--- START ---

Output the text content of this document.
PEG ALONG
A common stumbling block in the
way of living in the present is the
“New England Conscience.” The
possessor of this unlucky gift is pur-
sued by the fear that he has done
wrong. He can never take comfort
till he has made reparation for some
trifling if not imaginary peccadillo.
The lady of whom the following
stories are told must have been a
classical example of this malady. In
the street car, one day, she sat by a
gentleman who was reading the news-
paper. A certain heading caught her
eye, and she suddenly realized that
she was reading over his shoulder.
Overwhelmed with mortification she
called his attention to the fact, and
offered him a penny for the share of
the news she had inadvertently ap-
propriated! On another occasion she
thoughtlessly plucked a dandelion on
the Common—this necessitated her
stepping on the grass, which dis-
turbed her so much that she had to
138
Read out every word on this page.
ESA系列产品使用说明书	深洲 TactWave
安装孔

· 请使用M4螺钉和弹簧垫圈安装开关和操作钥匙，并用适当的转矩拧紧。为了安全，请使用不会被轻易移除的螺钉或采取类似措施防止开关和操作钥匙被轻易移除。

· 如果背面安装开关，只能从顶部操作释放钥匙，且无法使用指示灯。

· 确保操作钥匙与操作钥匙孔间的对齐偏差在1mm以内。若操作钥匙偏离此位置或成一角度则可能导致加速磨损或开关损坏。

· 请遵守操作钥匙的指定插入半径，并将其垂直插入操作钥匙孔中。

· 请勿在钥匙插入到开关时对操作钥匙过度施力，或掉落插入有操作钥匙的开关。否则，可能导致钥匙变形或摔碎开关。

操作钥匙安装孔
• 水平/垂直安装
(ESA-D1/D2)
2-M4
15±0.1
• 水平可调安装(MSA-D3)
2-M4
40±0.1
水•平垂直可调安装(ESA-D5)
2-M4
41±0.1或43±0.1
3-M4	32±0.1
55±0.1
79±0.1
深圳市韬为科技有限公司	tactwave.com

--- END ---

§ **Problem to work on**
Retype the whole listing above exactly.

§ **The result**
Output the text content of this document.
PEG ALONG
A common stumbling block in the
way of living in the present is the
“New England Conscience.” The
possessor of this unlucky gift is pur-
sued by the fear that he has done
wrong. He can never take comfort
till he has made reparation for some
trifling if not imaginary peccadillo.
The lady of whom the following
stories are told must have been a
classical example of this malady. In
the street car, one day, she sat by a
gentleman who was reading the news-
paper. A certain heading caught her
eye, and she suddenly realized that
she was reading over his shoulder.
Overwhelmed with mortification she
called his attention to the fact, and
offered him a penny for the share of
the news she had inadvertently ap-
propriated! On another occasion she
thoughtlessly plucked a dandelion on
the Common—this necessitated her
stepping on the grass, which dis-
turbed her so much that she had to
138
Read out every word on this page.
ESA系列产品使用说明书	深洲 TactWave
安装孔

· 请使用M4螺钉和弹簧垫圈安装开关和操作钥匙，并用适当的转矩拧紧。为了安全，请使用不会被轻易移除的螺钉或采取类似措施防止开关和操作钥匙被轻易移除。

· 如果背面安装开关，只能从顶部操作释放钥匙，且无法使用指示灯。

· 确保操作钥匙与操作钥匙孔间的对齐偏差在1mm以内。若操作钥匙偏离此位置或成一角度则可能导致加速磨损或开关损坏。

· 请遵守操作钥匙的指定插入半径，并将其垂直插入操作钥匙孔中。

· 请勿在钥匙插入到开关时对操作钥匙过度施力，或掉落插入有操作钥匙的开关。否则，可能导致钥匙变形或摔碎开关。

操作钥匙安装孔
• 水平/垂直安装
(ESA-D1/D2)
2-M4
15±0.1
• 水平可调安装(MSA-D3)
2-M4
40±0.1
水•平垂直可调安装(ESA-D5)
2-M4
41±0.1或43±0.1
3-M4	32±0.1
55±0.1
79±0.1
深圳市韬为科技有限公司	tactwave.com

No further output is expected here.